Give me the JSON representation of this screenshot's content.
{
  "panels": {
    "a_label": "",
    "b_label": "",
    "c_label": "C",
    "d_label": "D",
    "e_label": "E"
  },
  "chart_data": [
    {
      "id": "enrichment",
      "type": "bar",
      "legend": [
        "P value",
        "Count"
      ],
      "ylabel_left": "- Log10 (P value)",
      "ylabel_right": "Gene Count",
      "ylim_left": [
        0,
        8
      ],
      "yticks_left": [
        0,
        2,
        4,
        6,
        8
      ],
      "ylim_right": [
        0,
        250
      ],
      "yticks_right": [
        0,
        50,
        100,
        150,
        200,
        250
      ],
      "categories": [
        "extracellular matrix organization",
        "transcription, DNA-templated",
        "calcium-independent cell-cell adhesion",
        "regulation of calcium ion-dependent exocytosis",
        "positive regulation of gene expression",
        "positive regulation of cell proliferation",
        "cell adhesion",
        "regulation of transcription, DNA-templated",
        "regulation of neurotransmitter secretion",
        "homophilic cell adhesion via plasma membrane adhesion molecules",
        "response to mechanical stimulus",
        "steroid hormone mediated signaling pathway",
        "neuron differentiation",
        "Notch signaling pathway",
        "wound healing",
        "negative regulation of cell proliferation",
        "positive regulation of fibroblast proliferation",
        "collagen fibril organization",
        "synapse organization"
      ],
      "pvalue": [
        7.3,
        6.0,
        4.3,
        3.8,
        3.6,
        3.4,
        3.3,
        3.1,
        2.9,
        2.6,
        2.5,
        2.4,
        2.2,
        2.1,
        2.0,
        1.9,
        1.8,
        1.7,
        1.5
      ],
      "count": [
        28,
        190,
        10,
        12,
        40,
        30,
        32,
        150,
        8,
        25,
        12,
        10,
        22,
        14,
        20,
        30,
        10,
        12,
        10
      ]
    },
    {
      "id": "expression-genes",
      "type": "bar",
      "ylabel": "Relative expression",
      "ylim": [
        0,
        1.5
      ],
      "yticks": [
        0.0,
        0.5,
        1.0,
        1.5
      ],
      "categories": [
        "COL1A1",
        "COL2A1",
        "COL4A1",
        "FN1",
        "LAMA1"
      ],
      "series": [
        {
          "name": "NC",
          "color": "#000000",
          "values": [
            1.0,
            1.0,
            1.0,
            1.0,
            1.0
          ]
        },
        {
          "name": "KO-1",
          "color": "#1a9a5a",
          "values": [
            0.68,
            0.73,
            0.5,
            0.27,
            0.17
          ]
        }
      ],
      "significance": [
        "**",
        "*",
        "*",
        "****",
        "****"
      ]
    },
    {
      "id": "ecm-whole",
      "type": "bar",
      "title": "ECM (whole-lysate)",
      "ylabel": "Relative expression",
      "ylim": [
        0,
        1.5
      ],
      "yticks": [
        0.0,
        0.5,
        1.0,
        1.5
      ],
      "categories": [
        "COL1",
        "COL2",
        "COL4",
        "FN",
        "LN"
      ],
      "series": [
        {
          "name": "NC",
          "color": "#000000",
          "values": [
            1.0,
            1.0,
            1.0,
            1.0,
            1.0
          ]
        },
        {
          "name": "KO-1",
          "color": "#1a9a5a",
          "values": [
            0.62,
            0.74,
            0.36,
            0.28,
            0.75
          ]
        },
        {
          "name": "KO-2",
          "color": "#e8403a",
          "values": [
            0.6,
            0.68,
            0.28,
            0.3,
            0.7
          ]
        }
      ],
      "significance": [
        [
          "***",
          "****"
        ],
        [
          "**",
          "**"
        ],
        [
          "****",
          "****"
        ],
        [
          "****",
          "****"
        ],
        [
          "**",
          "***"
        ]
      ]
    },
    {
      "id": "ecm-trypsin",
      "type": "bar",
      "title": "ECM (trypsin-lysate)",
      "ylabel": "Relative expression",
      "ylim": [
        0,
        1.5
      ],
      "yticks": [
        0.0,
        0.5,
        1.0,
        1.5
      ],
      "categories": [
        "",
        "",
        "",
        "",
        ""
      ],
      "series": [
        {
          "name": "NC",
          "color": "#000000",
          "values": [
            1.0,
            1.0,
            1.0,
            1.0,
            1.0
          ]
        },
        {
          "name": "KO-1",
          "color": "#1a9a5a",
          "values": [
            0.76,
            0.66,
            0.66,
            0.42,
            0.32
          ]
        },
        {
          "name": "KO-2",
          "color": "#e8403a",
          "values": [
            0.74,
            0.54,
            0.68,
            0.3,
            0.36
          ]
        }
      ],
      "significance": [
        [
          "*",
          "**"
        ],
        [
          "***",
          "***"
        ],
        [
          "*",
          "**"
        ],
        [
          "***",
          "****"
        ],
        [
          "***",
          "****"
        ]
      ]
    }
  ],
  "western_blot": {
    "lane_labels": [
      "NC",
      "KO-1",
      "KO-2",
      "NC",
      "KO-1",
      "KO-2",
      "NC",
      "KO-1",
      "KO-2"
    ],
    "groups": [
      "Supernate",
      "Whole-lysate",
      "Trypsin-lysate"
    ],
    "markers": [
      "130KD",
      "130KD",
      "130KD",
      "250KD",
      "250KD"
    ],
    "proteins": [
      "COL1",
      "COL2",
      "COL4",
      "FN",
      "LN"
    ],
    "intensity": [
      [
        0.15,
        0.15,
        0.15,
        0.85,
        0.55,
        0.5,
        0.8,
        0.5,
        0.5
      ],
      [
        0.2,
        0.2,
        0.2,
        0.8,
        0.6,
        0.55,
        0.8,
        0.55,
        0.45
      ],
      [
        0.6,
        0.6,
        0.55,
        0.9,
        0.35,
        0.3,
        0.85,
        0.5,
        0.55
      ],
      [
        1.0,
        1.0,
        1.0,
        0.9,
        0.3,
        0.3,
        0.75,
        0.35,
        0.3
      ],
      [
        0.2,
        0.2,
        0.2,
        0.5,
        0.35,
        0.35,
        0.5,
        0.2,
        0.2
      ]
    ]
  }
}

TASK :: What is needed is a word-for-word copy of the material above.

YOUR SOLUTION ::
Give me the JSON representation of this screenshot's content.
{
  "panels": {
    "a_label": "",
    "b_label": "",
    "c_label": "C",
    "d_label": "D",
    "e_label": "E"
  },
  "chart_data": [
    {
      "id": "enrichment",
      "type": "bar",
      "legend": [
        "P value",
        "Count"
      ],
      "ylabel_left": "- Log10 (P value)",
      "ylabel_right": "Gene Count",
      "ylim_left": [
        0,
        8
      ],
      "yticks_left": [
        0,
        2,
        4,
        6,
        8
      ],
      "ylim_right": [
        0,
        250
      ],
      "yticks_right": [
        0,
        50,
        100,
        150,
        200,
        250
      ],
      "categories": [
        "extracellular matrix organization",
        "transcription, DNA-templated",
        "calcium-independent cell-cell adhesion",
        "regulation of calcium ion-dependent exocytosis",
        "positive regulation of gene expression",
        "positive regulation of cell proliferation",
        "cell adhesion",
        "regulation of transcription, DNA-templated",
        "regulation of neurotransmitter secretion",
        "homophilic cell adhesion via plasma membrane adhesion molecules",
        "response to mechanical stimulus",
        "steroid hormone mediated signaling pathway",
        "neuron differentiation",
        "Notch signaling pathway",
        "wound healing",
        "negative regulation of cell proliferation",
        "positive regulation of fibroblast proliferation",
        "collagen fibril organization",
        "synapse organization"
      ],
      "pvalue": [
        7.3,
        6.0,
        4.3,
        3.8,
        3.6,
        3.4,
        3.3,
        3.1,
        2.9,
        2.6,
        2.5,
        2.4,
        2.2,
        2.1,
        2.0,
        1.9,
        1.8,
        1.7,
        1.5
      ],
      "count": [
        28,
        190,
        10,
        12,
        40,
        30,
        32,
        150,
        8,
        25,
        12,
        10,
        22,
        14,
        20,
        30,
        10,
        12,
        10
      ]
    },
    {
      "id": "expression-genes",
      "type": "bar",
      "ylabel": "Relative expression",
      "ylim": [
        0,
        1.5
      ],
      "yticks": [
        0.0,
        0.5,
        1.0,
        1.5
      ],
      "categories": [
        "COL1A1",
        "COL2A1",
        "COL4A1",
        "FN1",
        "LAMA1"
      ],
      "series": [
        {
          "name": "NC",
          "color": "#000000",
          "values": [
            1.0,
            1.0,
            1.0,
            1.0,
            1.0
          ]
        },
        {
          "name": "KO-1",
          "color": "#1a9a5a",
          "values": [
            0.68,
            0.73,
            0.5,
            0.27,
            0.17
          ]
        }
      ],
      "significance": [
        "**",
        "*",
        "*",
        "****",
        "****"
      ]
    },
    {
      "id": "ecm-whole",
      "type": "bar",
      "title": "ECM (whole-lysate)",
      "ylabel": "Relative expression",
      "ylim": [
        0,
        1.5
      ],
      "yticks": [
        0.0,
        0.5,
        1.0,
        1.5
      ],
      "categories": [
        "COL1",
        "COL2",
        "COL4",
        "FN",
        "LN"
      ],
      "series": [
        {
          "name": "NC",
          "color": "#000000",
          "values": [
            1.0,
            1.0,
            1.0,
            1.0,
            1.0
          ]
        },
        {
          "name": "KO-1",
          "color": "#1a9a5a",
          "values": [
            0.62,
            0.74,
            0.36,
            0.28,
            0.75
          ]
        },
        {
          "name": "KO-2",
          "color": "#e8403a",
          "values": [
            0.6,
            0.68,
            0.28,
            0.3,
            0.7
          ]
        }
      ],
      "significance": [
        [
          "***",
          "****"
        ],
        [
          "**",
          "**"
        ],
        [
          "****",
          "****"
        ],
        [
          "****",
          "****"
        ],
        [
          "**",
          "***"
        ]
      ]
    },
    {
      "id": "ecm-trypsin",
      "type": "bar",
      "title": "ECM (trypsin-lysate)",
      "ylabel": "Relative expression",
      "ylim": [
        0,
        1.5
      ],
      "yticks": [
        0.0,
        0.5,
        1.0,
        1.5
      ],
      "categories": [
        "",
        "",
        "",
        "",
        ""
      ],
      "series": [
        {
          "name": "NC",
          "color": "#000000",
          "values": [
            1.0,
            1.0,
            1.0,
            1.0,
            1.0
          ]
        },
        {
          "name": "KO-1",
          "color": "#1a9a5a",
          "values": [
            0.76,
            0.66,
            0.66,
            0.42,
            0.32
          ]
        },
        {
          "name": "KO-2",
          "color": "#e8403a",
          "values": [
            0.74,
            0.54,
            0.68,
            0.3,
            0.36
          ]
        }
      ],
      "significance": [
        [
          "*",
          "**"
        ],
        [
          "***",
          "***"
        ],
        [
          "*",
          "**"
        ],
        [
          "***",
          "****"
        ],
        [
          "***",
          "****"
        ]
      ]
    }
  ],
  "western_blot": {
    "lane_labels": [
      "NC",
      "KO-1",
      "KO-2",
      "NC",
      "KO-1",
      "KO-2",
      "NC",
      "KO-1",
      "KO-2"
    ],
    "groups": [
      "Supernate",
      "Whole-lysate",
      "Trypsin-lysate"
    ],
    "markers": [
      "130KD",
      "130KD",
      "130KD",
      "250KD",
      "250KD"
    ],
    "proteins": [
      "COL1",
      "COL2",
      "COL4",
      "FN",
      "LN"
    ],
    "intensity": [
      [
        0.15,
        0.15,
        0.15,
        0.85,
        0.55,
        0.5,
        0.8,
        0.5,
        0.5
      ],
      [
        0.2,
        0.2,
        0.2,
        0.8,
        0.6,
        0.55,
        0.8,
        0.55,
        0.45
      ],
      [
        0.6,
        0.6,
        0.55,
        0.9,
        0.35,
        0.3,
        0.85,
        0.5,
        0.55
      ],
      [
        1.0,
        1.0,
        1.0,
        0.9,
        0.3,
        0.3,
        0.75,
        0.35,
        0.3
      ],
      [
        0.2,
        0.2,
        0.2,
        0.5,
        0.35,
        0.35,
        0.5,
        0.2,
        0.2
      ]
    ]
  }
}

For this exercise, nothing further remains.